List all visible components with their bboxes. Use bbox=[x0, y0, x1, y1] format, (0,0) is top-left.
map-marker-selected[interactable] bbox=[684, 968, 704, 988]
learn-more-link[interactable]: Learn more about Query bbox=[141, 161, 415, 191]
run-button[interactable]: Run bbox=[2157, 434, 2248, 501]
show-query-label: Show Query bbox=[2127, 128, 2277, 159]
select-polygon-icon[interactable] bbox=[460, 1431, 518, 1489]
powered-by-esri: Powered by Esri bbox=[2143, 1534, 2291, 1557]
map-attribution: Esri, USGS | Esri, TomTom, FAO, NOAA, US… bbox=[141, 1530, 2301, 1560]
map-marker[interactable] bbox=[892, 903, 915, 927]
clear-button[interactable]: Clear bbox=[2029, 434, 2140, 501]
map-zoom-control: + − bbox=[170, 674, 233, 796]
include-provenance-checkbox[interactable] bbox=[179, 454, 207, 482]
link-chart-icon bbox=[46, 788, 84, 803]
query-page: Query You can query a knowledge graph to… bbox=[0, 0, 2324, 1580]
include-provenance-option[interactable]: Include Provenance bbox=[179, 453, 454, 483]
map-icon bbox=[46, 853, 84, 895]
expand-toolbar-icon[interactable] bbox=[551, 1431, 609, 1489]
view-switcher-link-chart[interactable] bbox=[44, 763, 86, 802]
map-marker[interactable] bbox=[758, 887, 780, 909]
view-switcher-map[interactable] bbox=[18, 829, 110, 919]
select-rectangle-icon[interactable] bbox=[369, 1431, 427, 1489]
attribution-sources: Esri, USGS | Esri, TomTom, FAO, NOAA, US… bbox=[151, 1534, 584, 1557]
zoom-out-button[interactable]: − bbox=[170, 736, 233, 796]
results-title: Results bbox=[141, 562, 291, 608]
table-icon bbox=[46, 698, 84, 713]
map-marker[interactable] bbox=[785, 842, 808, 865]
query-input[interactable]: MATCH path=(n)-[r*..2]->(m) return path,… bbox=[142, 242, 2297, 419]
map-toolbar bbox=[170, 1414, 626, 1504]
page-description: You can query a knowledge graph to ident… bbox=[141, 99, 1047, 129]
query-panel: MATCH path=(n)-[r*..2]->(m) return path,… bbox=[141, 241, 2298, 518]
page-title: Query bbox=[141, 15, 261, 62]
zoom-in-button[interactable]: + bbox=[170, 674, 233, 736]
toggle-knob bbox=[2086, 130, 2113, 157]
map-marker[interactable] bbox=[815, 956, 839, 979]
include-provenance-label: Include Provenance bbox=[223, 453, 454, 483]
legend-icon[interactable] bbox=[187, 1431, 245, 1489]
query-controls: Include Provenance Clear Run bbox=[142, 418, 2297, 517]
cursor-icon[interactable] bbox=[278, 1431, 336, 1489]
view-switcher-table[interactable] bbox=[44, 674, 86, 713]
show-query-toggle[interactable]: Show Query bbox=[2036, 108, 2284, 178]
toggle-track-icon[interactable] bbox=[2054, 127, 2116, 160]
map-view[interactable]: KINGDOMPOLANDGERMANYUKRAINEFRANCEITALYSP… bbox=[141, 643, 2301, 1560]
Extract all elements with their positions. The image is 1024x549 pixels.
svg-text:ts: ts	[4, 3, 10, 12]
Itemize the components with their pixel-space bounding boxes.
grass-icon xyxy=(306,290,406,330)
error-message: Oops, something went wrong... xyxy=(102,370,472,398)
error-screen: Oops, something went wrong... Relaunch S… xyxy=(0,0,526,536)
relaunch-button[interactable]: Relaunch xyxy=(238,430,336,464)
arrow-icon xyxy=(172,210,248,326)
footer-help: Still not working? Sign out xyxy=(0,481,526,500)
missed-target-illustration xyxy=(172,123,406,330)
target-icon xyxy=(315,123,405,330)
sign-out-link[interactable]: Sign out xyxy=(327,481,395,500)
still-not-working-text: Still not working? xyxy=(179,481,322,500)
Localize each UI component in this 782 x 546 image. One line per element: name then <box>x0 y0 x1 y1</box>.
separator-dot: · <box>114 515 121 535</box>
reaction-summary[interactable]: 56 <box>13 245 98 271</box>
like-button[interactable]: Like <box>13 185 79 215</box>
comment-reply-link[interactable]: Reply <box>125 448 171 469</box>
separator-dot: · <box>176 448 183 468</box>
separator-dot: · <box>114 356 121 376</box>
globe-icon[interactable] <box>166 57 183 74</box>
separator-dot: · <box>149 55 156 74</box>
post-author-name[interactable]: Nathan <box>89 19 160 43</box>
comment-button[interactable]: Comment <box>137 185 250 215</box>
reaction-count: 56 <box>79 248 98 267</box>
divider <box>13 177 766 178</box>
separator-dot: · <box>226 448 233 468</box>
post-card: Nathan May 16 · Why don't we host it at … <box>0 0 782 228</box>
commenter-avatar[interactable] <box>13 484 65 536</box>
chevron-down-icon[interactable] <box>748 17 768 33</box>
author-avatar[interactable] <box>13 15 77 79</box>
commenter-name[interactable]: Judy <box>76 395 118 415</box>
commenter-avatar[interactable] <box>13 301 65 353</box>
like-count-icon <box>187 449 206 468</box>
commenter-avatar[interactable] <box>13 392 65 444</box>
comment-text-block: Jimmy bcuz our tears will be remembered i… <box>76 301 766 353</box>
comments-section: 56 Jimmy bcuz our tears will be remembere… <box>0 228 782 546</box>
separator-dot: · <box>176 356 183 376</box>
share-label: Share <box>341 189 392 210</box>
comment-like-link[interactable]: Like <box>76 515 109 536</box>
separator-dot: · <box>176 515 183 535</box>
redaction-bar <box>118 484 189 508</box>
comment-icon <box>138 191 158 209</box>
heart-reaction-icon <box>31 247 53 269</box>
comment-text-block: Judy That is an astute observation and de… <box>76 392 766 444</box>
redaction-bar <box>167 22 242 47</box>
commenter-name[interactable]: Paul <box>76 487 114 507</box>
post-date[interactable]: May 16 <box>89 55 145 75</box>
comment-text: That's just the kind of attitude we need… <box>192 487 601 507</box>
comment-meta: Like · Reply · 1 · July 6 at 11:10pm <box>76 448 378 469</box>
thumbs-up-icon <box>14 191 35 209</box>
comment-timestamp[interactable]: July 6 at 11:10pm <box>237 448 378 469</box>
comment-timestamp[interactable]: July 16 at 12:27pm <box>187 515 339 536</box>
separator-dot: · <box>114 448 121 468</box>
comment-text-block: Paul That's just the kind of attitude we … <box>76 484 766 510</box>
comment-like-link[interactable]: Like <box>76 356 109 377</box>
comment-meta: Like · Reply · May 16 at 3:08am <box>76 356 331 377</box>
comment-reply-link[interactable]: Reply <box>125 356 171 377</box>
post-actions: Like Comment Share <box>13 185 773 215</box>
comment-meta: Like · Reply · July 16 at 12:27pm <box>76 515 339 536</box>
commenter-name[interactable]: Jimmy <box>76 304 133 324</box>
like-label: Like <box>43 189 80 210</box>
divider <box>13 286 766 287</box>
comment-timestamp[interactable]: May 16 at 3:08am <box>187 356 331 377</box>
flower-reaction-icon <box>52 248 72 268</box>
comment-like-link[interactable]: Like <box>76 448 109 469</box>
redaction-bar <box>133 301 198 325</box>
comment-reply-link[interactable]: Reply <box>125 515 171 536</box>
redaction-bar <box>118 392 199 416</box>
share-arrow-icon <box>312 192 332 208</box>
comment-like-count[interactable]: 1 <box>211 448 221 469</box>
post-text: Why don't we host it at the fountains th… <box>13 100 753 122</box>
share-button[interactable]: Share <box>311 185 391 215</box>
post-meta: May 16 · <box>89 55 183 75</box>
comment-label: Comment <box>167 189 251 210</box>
====
> **AIM OF THE TASK**
Rewrite the material from its first line through the line that contains "learn-more-link[interactable]: Learn more", changing "map-marker-selected" to "map-marker-active" and leaving everything else as it stands.

> **SOLUTION FOR THIS PROBLEM**
List all visible components with their bboxes. Use bbox=[x0, y0, x1, y1] format, (0,0) is top-left.
map-marker-active[interactable] bbox=[684, 968, 704, 988]
learn-more-link[interactable]: Learn more about Query bbox=[141, 161, 415, 191]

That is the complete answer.